* [PROBLEM]: Copy out every line containing the word "hipermarkety".
====
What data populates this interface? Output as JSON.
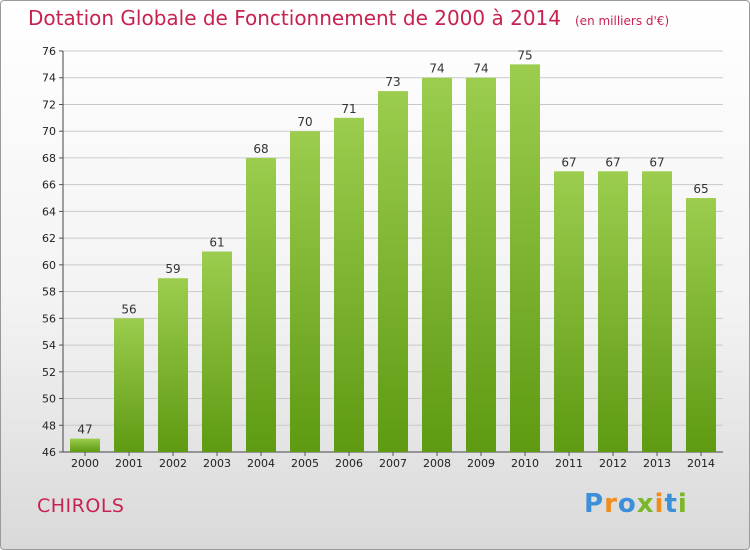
{
  "header": {
    "title": "Dotation Globale de Fonctionnement de 2000 à 2014",
    "unit": "(en milliers d'€)"
  },
  "footer": {
    "commune": "CHIROLS",
    "brand": "Proxiti"
  },
  "colors": {
    "title": "#c8224f",
    "bar_light": "#9ccd4e",
    "bar_dark": "#5e9a12",
    "brand_letters": [
      "#3c8fd8",
      "#f08c1c",
      "#3c8fd8",
      "#7ab827",
      "#f08c1c",
      "#3c8fd8",
      "#7ab827"
    ]
  },
  "chart_data": {
    "type": "bar",
    "title": "Dotation Globale de Fonctionnement de 2000 à 2014",
    "subtitle": "(en milliers d'€)",
    "xlabel": "",
    "ylabel": "",
    "categories": [
      "2000",
      "2001",
      "2002",
      "2003",
      "2004",
      "2005",
      "2006",
      "2007",
      "2008",
      "2009",
      "2010",
      "2011",
      "2012",
      "2013",
      "2014"
    ],
    "values": [
      47,
      56,
      59,
      61,
      68,
      70,
      71,
      73,
      74,
      74,
      75,
      67,
      67,
      67,
      65
    ],
    "ylim": [
      46,
      76
    ],
    "yticks": [
      46,
      48,
      50,
      52,
      54,
      56,
      58,
      60,
      62,
      64,
      66,
      68,
      70,
      72,
      74,
      76
    ],
    "grid": true,
    "legend": "none"
  }
}
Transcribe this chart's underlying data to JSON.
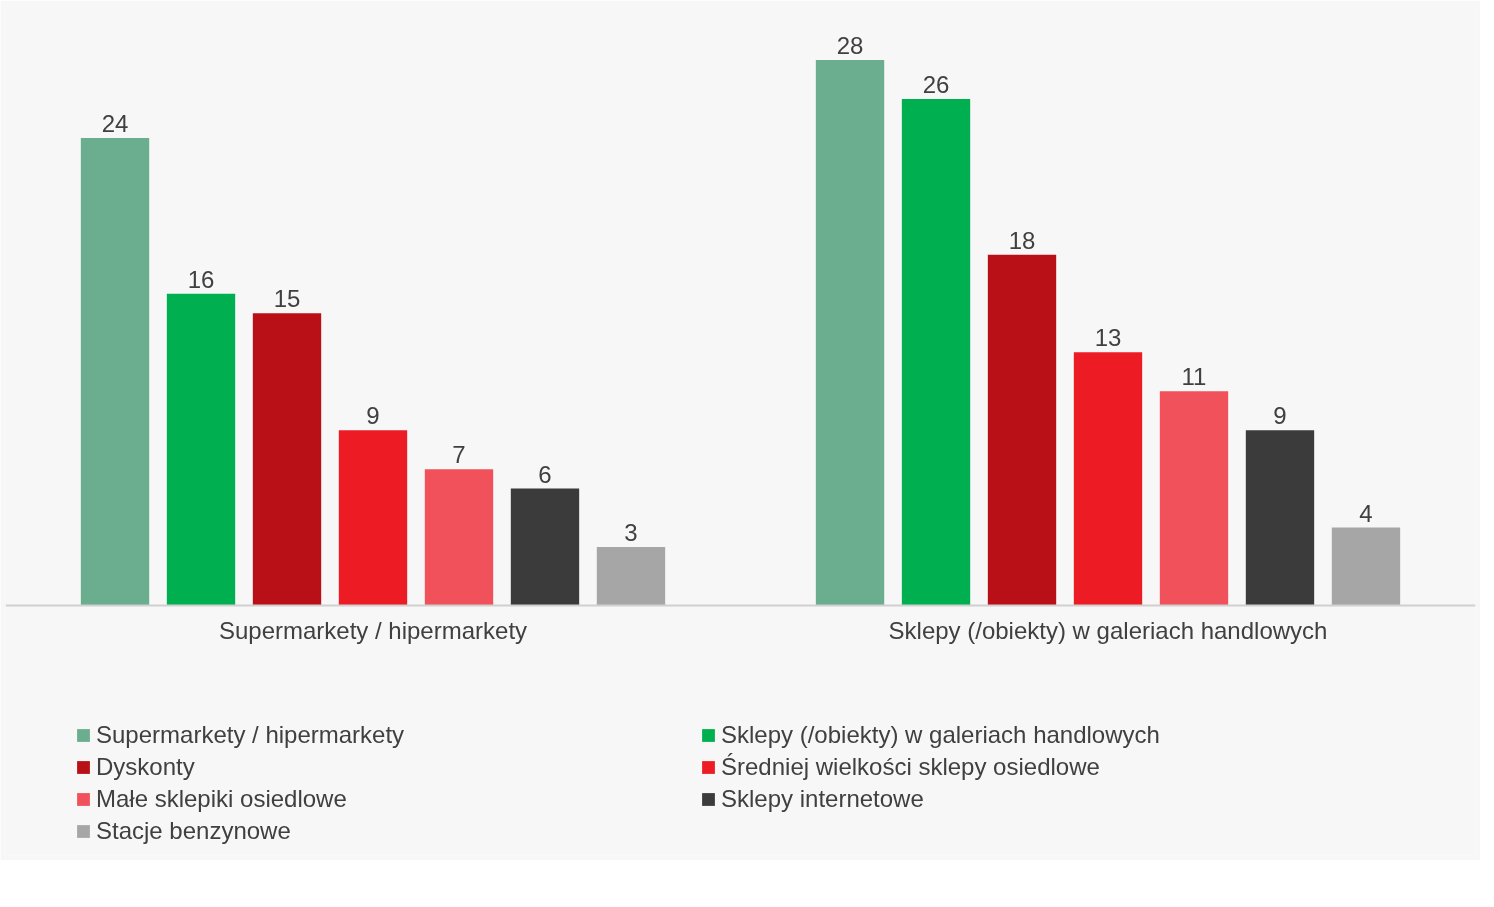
{
  "chart_data": {
    "type": "bar",
    "categories": [
      "Supermarkety / hipermarkety",
      "Sklepy (/obiekty) w galeriach handlowych"
    ],
    "series": [
      {
        "name": "Supermarkety / hipermarkety",
        "color": "#6aad8f",
        "values": [
          24,
          28
        ]
      },
      {
        "name": "Sklepy (/obiekty) w galeriach handlowych",
        "color": "#00b050",
        "values": [
          16,
          26
        ]
      },
      {
        "name": "Dyskonty",
        "color": "#b81016",
        "values": [
          15,
          18
        ]
      },
      {
        "name": "Średniej wielkości sklepy osiedlowe",
        "color": "#ed1c24",
        "values": [
          9,
          13
        ]
      },
      {
        "name": "Małe sklepiki osiedlowe",
        "color": "#f0515a",
        "values": [
          7,
          11
        ]
      },
      {
        "name": "Sklepy internetowe",
        "color": "#3b3b3b",
        "values": [
          6,
          9
        ]
      },
      {
        "name": "Stacje benzynowe",
        "color": "#a6a6a6",
        "values": [
          3,
          4
        ]
      }
    ],
    "data_labels": true,
    "grid": false,
    "legend": "bottom"
  }
}
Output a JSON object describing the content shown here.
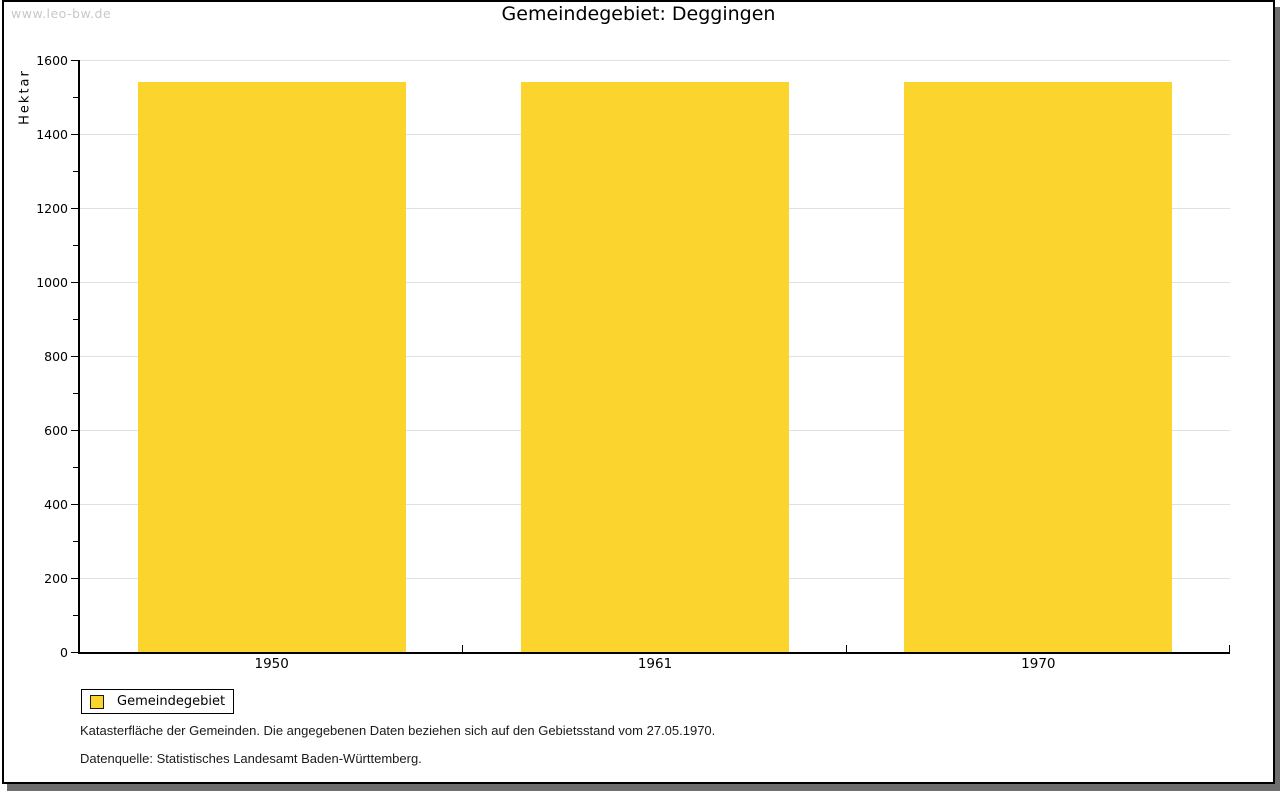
====
* [ANSWER IN FULL]:
      "Supermarkety / hipermarkety",
        "name": "Supermarkety / hipermarkety",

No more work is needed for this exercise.